**TASK INPUT**
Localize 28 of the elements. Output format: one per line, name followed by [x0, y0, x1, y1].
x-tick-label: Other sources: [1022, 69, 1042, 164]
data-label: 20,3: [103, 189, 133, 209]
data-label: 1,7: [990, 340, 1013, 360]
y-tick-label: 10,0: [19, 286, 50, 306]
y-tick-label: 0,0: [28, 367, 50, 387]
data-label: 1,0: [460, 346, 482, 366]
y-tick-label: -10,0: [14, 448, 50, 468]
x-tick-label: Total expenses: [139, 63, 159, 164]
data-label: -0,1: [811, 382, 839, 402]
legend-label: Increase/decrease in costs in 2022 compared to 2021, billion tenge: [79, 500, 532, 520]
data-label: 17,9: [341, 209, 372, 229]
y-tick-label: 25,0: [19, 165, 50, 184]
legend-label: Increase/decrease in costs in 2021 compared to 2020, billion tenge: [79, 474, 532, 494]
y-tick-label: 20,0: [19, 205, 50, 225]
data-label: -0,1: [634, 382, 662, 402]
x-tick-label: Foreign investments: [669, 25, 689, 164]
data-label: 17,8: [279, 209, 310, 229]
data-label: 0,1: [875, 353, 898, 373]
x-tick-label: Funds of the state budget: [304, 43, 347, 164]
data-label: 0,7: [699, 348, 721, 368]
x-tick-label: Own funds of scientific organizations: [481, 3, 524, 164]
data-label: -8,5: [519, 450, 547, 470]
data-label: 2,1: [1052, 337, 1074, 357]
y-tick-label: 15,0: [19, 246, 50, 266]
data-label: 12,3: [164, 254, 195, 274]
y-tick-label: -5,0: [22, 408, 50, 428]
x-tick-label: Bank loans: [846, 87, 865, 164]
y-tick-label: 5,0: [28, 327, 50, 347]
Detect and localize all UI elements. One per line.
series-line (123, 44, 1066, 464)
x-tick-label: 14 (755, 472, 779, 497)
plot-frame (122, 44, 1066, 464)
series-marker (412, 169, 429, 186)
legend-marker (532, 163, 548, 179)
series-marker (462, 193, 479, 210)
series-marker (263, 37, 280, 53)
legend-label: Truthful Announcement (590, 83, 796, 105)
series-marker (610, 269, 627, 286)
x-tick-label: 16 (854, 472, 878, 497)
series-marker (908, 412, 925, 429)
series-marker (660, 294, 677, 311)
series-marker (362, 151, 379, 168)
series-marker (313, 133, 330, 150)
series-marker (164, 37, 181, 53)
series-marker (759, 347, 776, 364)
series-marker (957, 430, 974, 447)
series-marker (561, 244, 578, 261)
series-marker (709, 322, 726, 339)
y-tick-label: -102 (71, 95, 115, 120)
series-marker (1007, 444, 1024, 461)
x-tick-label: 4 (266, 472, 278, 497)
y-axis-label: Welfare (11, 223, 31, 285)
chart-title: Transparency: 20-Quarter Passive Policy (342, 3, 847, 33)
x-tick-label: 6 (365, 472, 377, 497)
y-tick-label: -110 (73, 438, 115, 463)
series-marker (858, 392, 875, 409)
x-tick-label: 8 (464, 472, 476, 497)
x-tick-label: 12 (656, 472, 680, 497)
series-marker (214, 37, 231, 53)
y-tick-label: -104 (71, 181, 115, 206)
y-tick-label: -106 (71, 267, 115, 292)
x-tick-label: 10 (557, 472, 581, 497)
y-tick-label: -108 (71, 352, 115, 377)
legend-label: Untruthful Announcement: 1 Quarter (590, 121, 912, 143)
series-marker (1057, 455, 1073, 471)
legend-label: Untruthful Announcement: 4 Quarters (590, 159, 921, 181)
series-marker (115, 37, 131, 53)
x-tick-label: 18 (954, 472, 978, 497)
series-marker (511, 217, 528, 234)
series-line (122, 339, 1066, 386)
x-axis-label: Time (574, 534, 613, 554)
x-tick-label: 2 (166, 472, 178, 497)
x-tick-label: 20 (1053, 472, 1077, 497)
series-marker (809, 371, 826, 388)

**GIVEN TASK**
Copy every one of the rows above word for word, keeping each line as it appears.

**REPLY TO THE TASK**
Localize 28 of the elements. Output format: one per line, name followed by [x0, y0, x1, y1].
x-tick-label: Other sources: [1022, 69, 1042, 164]
data-label: 20,3: [103, 189, 133, 209]
data-label: 1,7: [990, 340, 1013, 360]
y-tick-label: 10,0: [19, 286, 50, 306]
y-tick-label: 0,0: [28, 367, 50, 387]
data-label: 1,0: [460, 346, 482, 366]
y-tick-label: -10,0: [14, 448, 50, 468]
x-tick-label: Total expenses: [139, 63, 159, 164]
data-label: -0,1: [811, 382, 839, 402]
legend-label: Increase/decrease in costs in 2022 compared to 2021, billion tenge: [79, 500, 532, 520]
data-label: 17,9: [341, 209, 372, 229]
y-tick-label: 25,0: [19, 165, 50, 184]
legend-label: Increase/decrease in costs in 2021 compared to 2020, billion tenge: [79, 474, 532, 494]
y-tick-label: 20,0: [19, 205, 50, 225]
data-label: -0,1: [634, 382, 662, 402]
x-tick-label: Foreign investments: [669, 25, 689, 164]
data-label: 17,8: [279, 209, 310, 229]
data-label: 0,1: [875, 353, 898, 373]
x-tick-label: Funds of the state budget: [304, 43, 347, 164]
data-label: 0,7: [699, 348, 721, 368]
x-tick-label: Own funds of scientific organizations: [481, 3, 524, 164]
data-label: -8,5: [519, 450, 547, 470]
data-label: 2,1: [1052, 337, 1074, 357]
y-tick-label: 15,0: [19, 246, 50, 266]
data-label: 12,3: [164, 254, 195, 274]
y-tick-label: -5,0: [22, 408, 50, 428]
x-tick-label: Bank loans: [846, 87, 865, 164]
y-tick-label: 5,0: [28, 327, 50, 347]
Detect and localize all UI elements. One per line.
series-line (123, 44, 1066, 464)
x-tick-label: 14 (755, 472, 779, 497)
plot-frame (122, 44, 1066, 464)
series-marker (412, 169, 429, 186)
legend-marker (532, 163, 548, 179)
series-marker (462, 193, 479, 210)
series-marker (263, 37, 280, 53)
legend-label: Truthful Announcement (590, 83, 796, 105)
series-marker (610, 269, 627, 286)
x-tick-label: 16 (854, 472, 878, 497)
series-marker (908, 412, 925, 429)
series-marker (660, 294, 677, 311)
series-marker (362, 151, 379, 168)
series-marker (313, 133, 330, 150)
series-marker (164, 37, 181, 53)
series-marker (759, 347, 776, 364)
series-marker (957, 430, 974, 447)
series-marker (561, 244, 578, 261)
series-marker (709, 322, 726, 339)
y-tick-label: -102 (71, 95, 115, 120)
series-marker (1007, 444, 1024, 461)
x-tick-label: 4 (266, 472, 278, 497)
y-axis-label: Welfare (11, 223, 31, 285)
chart-title: Transparency: 20-Quarter Passive Policy (342, 3, 847, 33)
x-tick-label: 6 (365, 472, 377, 497)
y-tick-label: -110 (73, 438, 115, 463)
series-marker (858, 392, 875, 409)
x-tick-label: 8 (464, 472, 476, 497)
x-tick-label: 12 (656, 472, 680, 497)
series-marker (214, 37, 231, 53)
y-tick-label: -104 (71, 181, 115, 206)
y-tick-label: -106 (71, 267, 115, 292)
x-tick-label: 10 (557, 472, 581, 497)
y-tick-label: -108 (71, 352, 115, 377)
legend-label: Untruthful Announcement: 1 Quarter (590, 121, 912, 143)
series-marker (1057, 455, 1073, 471)
legend-label: Untruthful Announcement: 4 Quarters (590, 159, 921, 181)
series-marker (115, 37, 131, 53)
x-tick-label: 18 (954, 472, 978, 497)
series-marker (511, 217, 528, 234)
series-line (122, 339, 1066, 386)
x-axis-label: Time (574, 534, 613, 554)
x-tick-label: 2 (166, 472, 178, 497)
x-tick-label: 20 (1053, 472, 1077, 497)
series-marker (809, 371, 826, 388)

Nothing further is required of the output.